%%

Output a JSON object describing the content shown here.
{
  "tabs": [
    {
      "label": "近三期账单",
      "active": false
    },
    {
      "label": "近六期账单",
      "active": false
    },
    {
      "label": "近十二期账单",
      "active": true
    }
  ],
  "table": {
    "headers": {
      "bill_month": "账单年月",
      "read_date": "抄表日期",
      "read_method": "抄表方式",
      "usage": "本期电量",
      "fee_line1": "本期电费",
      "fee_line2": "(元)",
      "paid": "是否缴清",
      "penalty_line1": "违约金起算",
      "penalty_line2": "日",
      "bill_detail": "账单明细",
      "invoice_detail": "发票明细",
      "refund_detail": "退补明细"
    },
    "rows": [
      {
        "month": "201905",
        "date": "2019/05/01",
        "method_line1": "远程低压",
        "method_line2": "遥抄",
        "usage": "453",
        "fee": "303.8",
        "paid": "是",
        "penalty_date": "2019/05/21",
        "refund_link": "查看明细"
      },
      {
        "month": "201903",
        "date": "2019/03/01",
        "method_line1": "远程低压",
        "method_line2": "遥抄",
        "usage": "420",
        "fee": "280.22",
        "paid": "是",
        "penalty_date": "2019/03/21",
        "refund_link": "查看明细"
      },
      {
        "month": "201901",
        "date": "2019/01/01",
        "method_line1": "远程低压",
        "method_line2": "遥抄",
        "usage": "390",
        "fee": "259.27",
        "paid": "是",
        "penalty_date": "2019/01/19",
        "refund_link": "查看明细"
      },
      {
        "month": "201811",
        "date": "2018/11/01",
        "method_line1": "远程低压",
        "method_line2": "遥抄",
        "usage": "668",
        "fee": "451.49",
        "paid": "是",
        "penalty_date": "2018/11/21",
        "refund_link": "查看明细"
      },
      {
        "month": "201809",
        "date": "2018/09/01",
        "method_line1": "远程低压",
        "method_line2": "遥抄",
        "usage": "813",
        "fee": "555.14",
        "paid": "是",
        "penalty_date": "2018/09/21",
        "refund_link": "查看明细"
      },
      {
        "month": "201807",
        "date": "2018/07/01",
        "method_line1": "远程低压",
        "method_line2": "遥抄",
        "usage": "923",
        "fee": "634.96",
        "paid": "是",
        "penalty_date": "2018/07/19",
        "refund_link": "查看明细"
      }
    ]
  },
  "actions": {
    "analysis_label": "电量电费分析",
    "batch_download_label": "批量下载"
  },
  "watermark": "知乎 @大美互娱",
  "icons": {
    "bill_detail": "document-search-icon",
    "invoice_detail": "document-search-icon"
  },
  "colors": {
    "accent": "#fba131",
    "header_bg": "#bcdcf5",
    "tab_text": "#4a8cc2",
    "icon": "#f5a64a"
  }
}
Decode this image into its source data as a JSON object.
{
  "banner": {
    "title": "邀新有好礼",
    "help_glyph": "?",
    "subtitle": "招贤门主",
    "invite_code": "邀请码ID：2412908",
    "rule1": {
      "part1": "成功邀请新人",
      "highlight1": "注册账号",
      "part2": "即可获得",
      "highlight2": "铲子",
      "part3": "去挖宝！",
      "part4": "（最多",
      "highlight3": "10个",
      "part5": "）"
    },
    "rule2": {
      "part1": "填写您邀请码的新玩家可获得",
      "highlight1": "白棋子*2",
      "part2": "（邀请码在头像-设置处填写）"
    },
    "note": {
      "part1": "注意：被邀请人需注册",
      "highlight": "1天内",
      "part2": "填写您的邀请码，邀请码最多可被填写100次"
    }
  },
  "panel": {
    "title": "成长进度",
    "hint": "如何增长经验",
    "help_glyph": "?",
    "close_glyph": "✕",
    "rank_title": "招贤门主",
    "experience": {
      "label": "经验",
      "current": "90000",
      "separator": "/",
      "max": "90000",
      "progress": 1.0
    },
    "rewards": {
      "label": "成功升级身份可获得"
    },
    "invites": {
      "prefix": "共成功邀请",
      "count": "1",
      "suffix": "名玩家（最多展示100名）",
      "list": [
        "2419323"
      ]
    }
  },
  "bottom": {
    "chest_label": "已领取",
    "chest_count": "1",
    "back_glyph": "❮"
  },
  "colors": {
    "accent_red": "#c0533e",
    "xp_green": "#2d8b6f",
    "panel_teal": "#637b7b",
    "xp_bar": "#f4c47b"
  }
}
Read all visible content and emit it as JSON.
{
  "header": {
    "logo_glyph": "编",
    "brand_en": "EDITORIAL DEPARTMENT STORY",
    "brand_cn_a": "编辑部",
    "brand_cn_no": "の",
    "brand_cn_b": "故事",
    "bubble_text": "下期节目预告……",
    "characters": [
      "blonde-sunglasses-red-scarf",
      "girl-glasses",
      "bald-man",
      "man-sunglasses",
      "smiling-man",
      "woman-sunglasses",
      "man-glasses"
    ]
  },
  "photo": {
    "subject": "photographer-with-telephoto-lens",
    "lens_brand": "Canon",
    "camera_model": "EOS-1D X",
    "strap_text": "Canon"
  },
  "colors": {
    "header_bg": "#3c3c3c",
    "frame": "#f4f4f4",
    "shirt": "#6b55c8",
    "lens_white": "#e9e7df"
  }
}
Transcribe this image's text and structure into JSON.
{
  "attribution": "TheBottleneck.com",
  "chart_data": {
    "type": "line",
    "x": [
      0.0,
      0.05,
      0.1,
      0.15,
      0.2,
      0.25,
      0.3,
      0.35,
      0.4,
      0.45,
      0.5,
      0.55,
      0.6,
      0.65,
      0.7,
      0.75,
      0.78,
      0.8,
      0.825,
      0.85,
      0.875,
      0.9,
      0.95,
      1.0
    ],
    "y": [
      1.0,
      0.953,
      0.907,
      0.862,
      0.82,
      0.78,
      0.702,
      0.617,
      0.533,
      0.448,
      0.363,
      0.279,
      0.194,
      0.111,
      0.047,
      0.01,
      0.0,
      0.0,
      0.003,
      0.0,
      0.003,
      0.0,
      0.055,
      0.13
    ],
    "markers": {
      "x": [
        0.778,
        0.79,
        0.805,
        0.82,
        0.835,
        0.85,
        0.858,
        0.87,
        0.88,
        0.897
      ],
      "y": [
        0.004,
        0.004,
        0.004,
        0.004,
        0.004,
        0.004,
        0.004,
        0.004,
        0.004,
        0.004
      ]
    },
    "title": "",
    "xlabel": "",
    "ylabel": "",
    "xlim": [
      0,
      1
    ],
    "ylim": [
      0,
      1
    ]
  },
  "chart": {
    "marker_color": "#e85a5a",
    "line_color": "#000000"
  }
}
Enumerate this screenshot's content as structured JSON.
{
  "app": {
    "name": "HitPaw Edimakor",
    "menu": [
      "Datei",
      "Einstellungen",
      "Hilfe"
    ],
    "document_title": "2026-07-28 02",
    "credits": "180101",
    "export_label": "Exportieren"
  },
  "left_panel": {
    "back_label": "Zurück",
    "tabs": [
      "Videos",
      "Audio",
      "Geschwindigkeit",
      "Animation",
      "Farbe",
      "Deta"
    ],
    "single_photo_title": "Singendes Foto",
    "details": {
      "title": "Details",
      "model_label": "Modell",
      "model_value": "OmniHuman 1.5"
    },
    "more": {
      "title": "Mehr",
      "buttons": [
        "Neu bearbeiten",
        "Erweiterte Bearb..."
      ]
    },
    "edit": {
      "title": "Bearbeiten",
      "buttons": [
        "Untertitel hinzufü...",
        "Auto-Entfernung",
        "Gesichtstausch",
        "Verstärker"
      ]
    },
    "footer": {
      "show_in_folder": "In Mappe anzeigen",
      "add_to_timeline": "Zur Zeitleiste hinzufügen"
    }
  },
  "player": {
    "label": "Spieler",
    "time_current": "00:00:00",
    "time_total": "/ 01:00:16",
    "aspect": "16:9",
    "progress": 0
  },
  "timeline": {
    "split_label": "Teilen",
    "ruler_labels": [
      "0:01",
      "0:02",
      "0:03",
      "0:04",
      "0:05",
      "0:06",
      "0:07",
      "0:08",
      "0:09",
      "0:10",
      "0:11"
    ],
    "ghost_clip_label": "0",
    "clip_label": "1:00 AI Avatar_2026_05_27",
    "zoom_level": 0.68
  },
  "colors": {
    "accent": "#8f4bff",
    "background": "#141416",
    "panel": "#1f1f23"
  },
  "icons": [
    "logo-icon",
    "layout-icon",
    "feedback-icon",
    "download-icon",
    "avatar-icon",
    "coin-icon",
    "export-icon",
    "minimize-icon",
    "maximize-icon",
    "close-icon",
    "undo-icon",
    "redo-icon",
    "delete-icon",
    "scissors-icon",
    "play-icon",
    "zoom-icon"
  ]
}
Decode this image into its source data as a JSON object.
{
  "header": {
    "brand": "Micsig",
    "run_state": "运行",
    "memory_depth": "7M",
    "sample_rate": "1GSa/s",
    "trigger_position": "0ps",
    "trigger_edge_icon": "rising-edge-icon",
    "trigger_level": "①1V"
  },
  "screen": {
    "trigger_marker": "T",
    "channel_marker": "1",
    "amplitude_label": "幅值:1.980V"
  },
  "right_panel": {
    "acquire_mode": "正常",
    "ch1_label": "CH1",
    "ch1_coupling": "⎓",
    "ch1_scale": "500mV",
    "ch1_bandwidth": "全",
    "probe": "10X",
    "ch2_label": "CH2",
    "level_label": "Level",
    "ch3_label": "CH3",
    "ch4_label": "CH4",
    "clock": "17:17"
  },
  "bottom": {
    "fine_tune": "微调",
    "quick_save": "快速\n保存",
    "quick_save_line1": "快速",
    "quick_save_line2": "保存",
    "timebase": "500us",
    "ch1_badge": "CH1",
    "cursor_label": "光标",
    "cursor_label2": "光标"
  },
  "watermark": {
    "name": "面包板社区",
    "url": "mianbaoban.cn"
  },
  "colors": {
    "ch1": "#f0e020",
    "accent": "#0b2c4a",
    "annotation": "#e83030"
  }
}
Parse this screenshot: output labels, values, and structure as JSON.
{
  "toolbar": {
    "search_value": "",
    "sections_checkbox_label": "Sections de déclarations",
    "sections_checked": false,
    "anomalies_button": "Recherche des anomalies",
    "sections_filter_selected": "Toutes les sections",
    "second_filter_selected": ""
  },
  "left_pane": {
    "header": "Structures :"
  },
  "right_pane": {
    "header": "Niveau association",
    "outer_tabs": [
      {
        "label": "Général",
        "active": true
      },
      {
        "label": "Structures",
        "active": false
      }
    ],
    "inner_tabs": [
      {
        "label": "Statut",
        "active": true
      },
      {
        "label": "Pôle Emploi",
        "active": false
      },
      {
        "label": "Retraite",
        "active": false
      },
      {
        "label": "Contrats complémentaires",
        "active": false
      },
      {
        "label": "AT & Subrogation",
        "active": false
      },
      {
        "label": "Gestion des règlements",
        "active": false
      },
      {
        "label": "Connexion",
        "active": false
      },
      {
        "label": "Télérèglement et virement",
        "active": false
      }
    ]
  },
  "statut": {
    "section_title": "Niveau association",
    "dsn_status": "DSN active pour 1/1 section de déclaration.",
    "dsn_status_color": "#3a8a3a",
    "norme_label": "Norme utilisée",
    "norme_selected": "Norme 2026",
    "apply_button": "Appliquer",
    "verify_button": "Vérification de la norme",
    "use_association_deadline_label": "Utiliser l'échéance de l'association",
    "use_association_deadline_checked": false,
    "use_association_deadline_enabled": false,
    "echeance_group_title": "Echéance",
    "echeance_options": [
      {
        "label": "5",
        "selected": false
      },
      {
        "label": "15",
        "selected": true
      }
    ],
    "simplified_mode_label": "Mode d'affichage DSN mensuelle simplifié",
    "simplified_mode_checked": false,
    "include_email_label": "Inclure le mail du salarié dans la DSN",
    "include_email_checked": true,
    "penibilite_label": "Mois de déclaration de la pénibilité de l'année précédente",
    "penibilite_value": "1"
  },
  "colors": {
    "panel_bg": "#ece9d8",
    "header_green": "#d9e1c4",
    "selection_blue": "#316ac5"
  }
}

%%

From the listing, tally every line with the word "usage" in it and give only the tally.

7